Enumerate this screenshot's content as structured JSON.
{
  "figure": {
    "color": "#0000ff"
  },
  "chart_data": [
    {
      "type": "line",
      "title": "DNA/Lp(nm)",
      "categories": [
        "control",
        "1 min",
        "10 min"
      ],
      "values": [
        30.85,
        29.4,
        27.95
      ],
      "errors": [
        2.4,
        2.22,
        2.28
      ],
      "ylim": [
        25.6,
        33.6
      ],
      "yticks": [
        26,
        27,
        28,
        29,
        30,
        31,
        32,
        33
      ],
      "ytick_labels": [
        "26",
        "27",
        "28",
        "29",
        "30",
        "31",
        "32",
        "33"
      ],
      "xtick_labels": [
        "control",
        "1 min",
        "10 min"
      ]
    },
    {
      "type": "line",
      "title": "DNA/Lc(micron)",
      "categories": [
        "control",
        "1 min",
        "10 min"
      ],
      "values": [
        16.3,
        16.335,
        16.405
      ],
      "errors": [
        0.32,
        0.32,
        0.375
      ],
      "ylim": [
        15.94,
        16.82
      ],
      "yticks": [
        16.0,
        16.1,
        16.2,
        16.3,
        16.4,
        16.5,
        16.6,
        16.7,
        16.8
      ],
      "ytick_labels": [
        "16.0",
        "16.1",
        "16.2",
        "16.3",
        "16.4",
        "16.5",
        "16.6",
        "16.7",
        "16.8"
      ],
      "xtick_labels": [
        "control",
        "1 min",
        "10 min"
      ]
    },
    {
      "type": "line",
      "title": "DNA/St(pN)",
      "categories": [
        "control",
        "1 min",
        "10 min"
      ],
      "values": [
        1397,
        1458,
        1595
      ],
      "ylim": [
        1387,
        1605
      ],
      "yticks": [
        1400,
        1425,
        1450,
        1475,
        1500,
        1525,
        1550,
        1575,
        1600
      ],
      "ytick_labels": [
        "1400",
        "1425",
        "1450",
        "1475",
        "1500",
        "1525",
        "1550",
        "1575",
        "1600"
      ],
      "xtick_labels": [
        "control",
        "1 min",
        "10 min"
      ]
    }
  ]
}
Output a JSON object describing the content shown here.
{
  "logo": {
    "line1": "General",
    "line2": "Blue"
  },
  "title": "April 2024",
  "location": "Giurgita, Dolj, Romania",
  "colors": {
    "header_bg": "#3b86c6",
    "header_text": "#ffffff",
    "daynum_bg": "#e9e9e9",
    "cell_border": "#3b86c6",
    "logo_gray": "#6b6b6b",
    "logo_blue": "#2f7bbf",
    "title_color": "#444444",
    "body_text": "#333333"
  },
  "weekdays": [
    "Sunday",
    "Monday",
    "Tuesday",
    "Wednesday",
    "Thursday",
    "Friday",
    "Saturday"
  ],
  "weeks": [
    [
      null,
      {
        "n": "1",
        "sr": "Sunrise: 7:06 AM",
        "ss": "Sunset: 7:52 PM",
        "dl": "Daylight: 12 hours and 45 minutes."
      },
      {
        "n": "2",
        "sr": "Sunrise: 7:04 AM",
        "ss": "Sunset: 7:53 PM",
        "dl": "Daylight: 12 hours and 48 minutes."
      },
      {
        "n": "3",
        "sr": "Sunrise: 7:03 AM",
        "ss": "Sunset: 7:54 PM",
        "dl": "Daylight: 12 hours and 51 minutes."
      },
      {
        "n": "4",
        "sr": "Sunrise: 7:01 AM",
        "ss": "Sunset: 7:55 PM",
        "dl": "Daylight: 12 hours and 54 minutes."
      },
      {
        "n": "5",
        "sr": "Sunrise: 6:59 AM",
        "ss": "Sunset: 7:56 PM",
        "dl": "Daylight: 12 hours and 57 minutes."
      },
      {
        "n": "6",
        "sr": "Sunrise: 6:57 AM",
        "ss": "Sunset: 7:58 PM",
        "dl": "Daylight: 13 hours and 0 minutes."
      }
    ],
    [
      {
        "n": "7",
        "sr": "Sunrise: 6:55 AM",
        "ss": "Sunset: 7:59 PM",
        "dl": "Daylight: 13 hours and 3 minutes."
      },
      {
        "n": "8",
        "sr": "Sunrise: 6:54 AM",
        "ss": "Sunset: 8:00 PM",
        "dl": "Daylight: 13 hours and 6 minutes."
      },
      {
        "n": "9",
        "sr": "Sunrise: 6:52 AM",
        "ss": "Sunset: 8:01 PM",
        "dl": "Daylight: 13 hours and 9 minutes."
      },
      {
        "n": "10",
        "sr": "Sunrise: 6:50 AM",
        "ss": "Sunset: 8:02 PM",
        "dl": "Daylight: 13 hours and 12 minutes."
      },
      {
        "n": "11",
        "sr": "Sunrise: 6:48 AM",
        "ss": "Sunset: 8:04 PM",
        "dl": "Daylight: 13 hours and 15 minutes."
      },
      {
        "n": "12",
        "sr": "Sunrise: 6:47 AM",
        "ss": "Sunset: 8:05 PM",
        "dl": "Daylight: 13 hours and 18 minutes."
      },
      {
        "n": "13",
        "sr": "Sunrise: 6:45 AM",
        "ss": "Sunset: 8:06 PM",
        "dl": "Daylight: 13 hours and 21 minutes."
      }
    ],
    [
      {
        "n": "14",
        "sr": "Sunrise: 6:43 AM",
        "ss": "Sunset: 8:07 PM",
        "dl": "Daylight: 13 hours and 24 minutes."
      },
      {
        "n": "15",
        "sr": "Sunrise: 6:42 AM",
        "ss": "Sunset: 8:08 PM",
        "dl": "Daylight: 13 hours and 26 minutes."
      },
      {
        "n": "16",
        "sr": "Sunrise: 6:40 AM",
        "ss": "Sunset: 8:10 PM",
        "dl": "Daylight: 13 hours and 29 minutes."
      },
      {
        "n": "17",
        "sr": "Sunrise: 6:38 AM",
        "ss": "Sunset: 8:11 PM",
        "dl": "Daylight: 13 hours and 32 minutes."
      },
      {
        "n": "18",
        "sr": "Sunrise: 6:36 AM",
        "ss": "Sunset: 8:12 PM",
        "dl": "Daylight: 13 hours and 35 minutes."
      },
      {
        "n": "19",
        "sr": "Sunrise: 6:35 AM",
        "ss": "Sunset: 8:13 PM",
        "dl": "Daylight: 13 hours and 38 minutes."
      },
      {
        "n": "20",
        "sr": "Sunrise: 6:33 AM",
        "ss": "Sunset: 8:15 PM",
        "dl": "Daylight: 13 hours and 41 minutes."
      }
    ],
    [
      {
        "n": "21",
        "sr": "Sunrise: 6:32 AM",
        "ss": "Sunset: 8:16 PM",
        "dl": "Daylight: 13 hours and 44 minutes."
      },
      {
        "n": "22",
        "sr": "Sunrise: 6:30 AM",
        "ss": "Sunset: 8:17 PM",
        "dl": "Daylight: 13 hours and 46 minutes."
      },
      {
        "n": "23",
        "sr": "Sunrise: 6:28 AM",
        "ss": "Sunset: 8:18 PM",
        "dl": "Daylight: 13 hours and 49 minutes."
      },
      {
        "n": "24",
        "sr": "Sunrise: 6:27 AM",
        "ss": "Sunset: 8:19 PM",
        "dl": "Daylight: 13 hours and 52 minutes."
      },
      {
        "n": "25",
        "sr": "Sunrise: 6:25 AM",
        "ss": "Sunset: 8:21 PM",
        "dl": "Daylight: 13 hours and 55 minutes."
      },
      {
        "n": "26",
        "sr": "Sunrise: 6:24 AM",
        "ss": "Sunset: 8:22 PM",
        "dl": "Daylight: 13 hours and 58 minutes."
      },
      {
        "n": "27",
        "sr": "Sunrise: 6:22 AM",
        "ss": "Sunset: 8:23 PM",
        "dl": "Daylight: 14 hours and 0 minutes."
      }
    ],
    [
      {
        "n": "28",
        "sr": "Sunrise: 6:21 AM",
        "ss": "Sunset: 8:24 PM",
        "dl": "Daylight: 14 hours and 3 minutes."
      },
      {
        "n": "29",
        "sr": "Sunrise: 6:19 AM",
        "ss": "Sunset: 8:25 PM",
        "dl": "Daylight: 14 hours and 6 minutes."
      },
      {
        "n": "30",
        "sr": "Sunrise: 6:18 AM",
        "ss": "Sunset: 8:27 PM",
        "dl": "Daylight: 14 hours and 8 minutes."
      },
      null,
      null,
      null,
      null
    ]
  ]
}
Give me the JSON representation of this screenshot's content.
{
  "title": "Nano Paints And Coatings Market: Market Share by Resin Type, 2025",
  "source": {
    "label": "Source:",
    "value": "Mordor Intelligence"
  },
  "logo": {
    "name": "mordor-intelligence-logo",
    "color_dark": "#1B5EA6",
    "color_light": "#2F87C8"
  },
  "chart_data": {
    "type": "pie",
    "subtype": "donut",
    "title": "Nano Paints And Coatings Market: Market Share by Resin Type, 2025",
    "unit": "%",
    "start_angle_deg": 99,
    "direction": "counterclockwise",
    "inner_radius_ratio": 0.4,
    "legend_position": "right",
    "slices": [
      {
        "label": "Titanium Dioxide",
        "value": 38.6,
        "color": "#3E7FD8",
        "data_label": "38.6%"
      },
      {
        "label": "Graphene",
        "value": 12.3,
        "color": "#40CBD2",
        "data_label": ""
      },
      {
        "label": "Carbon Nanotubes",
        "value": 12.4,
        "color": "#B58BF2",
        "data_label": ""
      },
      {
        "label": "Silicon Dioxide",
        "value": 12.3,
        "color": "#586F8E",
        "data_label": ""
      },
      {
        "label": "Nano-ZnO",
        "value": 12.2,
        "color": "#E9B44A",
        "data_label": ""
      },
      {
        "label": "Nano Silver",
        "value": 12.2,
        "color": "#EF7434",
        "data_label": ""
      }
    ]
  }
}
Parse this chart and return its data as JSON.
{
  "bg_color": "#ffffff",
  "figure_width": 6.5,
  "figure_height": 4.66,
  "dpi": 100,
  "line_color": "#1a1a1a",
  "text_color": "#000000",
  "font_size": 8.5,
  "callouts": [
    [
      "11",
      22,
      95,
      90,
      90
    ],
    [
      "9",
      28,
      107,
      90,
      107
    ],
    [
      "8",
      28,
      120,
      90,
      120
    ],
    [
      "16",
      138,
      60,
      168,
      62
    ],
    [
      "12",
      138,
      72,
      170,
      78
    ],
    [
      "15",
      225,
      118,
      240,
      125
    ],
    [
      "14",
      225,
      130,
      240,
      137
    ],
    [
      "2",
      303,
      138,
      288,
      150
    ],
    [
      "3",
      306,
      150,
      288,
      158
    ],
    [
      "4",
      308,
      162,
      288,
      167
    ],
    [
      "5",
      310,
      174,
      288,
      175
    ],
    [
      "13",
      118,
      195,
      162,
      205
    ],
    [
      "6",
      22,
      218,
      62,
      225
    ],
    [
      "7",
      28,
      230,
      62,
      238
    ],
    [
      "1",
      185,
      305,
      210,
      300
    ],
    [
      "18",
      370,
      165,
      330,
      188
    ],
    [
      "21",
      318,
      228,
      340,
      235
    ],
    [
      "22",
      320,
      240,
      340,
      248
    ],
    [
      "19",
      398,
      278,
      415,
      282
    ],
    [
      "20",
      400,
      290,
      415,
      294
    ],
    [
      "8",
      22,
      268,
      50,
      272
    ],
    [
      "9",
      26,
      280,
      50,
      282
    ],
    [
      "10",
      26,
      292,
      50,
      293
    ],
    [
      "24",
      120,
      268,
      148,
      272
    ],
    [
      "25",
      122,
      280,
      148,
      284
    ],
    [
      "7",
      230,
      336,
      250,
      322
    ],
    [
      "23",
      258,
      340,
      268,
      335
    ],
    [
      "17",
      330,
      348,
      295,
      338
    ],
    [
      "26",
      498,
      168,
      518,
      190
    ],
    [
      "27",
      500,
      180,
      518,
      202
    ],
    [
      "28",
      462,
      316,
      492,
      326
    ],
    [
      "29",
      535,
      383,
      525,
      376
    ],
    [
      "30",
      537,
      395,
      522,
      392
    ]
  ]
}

---------------

■ Exercise details: Please list every line of the records that contains "Share".

■ Result of the exercise:
  "title": "Nano Paints And Coatings Market: Market Share by Resin Type, 2025",
    "title": "Nano Paints And Coatings Market: Market Share by Resin Type, 2025",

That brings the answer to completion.